SOURCE MATERIAL
┌────────
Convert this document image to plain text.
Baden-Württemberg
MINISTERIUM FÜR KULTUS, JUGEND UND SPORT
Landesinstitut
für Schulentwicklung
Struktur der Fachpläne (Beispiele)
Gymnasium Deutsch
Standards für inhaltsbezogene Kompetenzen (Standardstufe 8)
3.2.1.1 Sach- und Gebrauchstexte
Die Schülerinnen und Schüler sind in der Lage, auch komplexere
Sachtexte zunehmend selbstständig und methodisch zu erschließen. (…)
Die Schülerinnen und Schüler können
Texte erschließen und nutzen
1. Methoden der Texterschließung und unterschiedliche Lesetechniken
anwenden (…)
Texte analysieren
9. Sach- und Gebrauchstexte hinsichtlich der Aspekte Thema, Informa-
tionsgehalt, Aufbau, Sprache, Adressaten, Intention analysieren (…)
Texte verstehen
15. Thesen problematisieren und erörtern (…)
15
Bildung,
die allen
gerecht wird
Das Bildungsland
└────────
┌────────
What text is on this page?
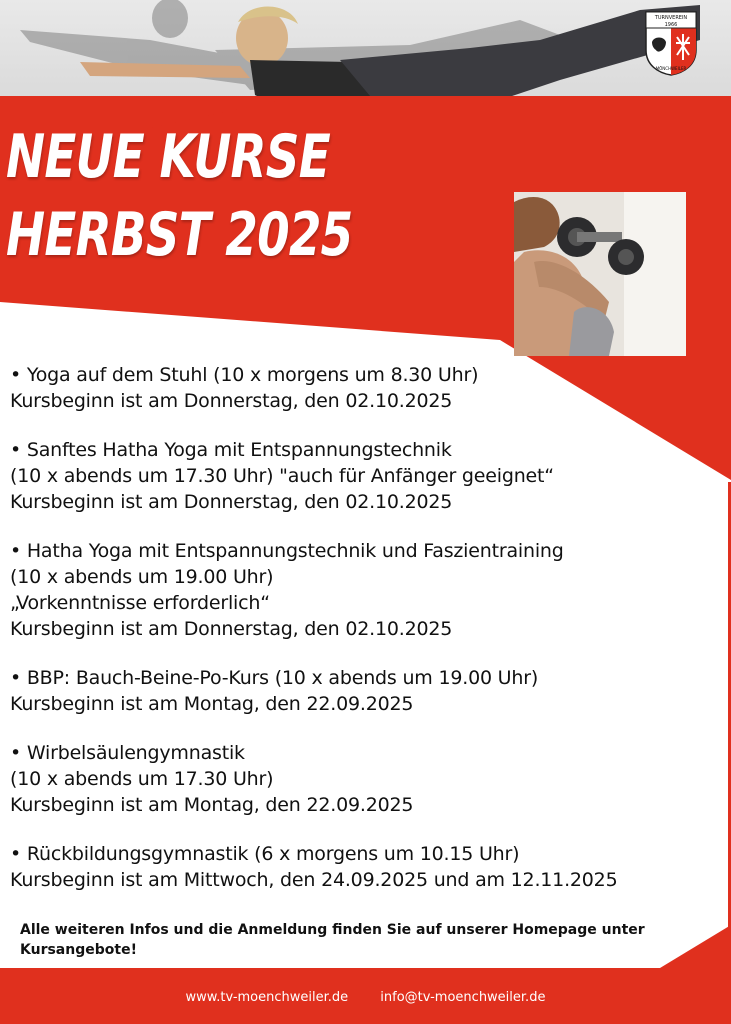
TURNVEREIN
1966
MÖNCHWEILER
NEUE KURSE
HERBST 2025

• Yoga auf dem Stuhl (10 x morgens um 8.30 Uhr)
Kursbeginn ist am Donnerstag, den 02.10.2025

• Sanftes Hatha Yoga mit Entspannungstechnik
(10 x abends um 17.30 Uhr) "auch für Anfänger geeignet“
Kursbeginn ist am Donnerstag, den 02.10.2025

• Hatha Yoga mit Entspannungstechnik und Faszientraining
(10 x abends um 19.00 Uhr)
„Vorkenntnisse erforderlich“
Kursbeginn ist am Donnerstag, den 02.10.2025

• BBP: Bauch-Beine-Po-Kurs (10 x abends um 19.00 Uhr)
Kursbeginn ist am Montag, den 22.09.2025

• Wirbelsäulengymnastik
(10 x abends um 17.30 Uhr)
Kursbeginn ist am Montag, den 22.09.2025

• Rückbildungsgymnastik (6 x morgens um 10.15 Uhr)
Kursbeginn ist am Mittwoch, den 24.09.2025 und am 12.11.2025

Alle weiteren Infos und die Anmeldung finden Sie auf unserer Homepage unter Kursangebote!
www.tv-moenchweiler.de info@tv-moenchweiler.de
└────────
┌────────
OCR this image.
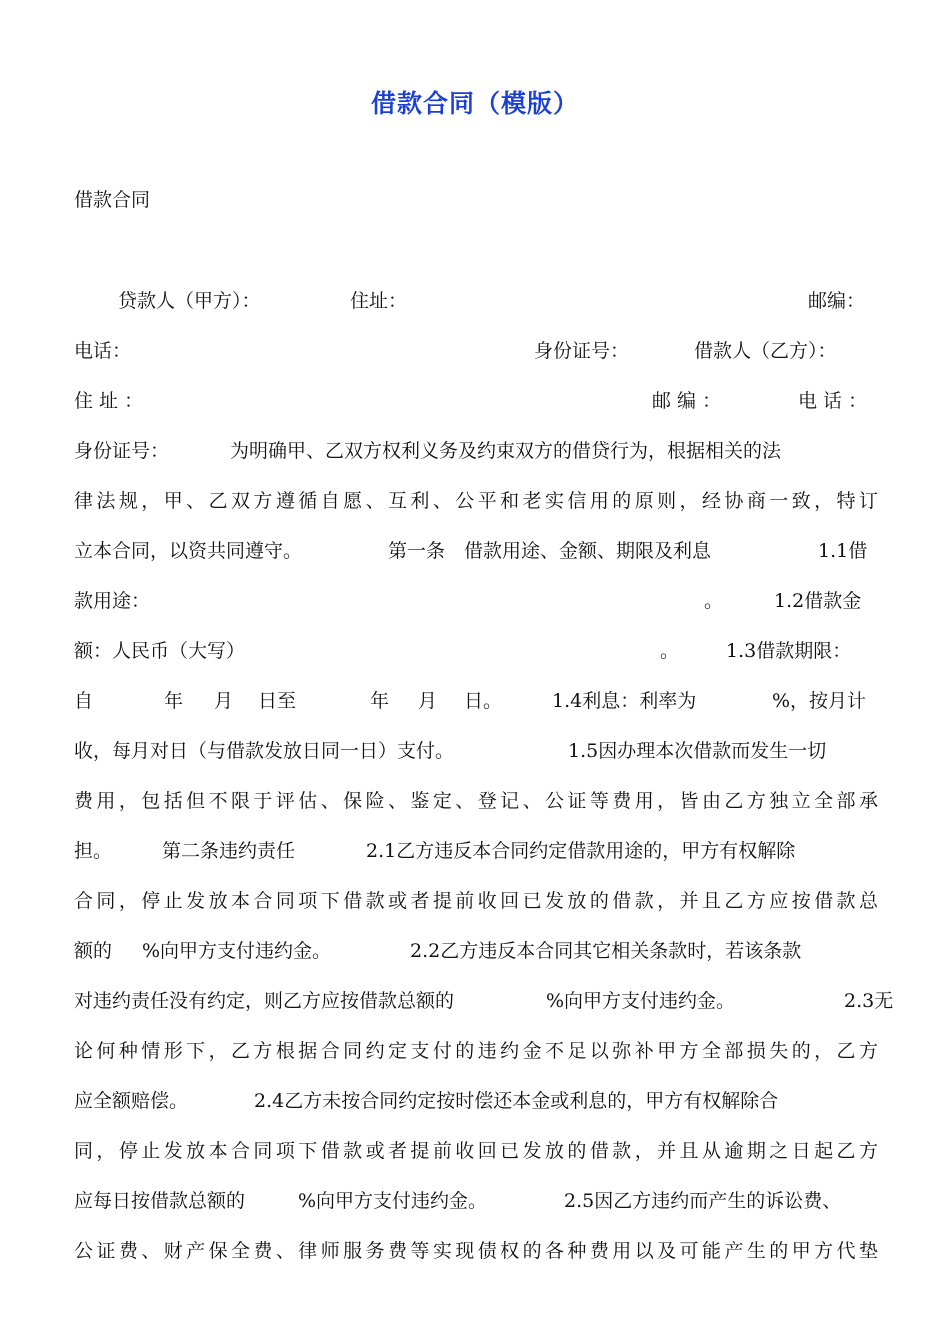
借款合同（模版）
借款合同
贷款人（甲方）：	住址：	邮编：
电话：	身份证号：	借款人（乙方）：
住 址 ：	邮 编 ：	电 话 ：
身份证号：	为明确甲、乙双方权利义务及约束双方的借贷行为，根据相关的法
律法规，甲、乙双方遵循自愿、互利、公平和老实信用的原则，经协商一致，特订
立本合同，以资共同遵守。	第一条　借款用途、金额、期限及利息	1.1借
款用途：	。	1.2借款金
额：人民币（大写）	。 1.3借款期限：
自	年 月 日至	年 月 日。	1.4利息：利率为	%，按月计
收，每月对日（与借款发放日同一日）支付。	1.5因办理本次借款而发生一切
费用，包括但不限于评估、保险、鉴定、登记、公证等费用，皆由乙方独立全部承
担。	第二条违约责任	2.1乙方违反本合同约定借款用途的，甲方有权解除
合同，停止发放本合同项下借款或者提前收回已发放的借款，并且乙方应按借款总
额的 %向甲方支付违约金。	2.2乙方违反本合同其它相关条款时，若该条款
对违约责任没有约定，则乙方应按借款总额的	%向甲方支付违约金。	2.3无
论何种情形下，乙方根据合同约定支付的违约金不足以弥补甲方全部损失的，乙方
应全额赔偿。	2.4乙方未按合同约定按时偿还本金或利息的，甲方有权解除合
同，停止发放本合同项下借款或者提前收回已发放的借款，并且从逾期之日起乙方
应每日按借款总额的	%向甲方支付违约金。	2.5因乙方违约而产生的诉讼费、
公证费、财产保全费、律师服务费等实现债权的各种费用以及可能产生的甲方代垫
└────────
WRITTEN PROBLEM
Pick out and copy the lines of the material that include the word "analysieren".

SOLVED PROBLEM
Texte analysieren
tionsgehalt, Aufbau, Sprache, Adressaten, Intention analysieren (…)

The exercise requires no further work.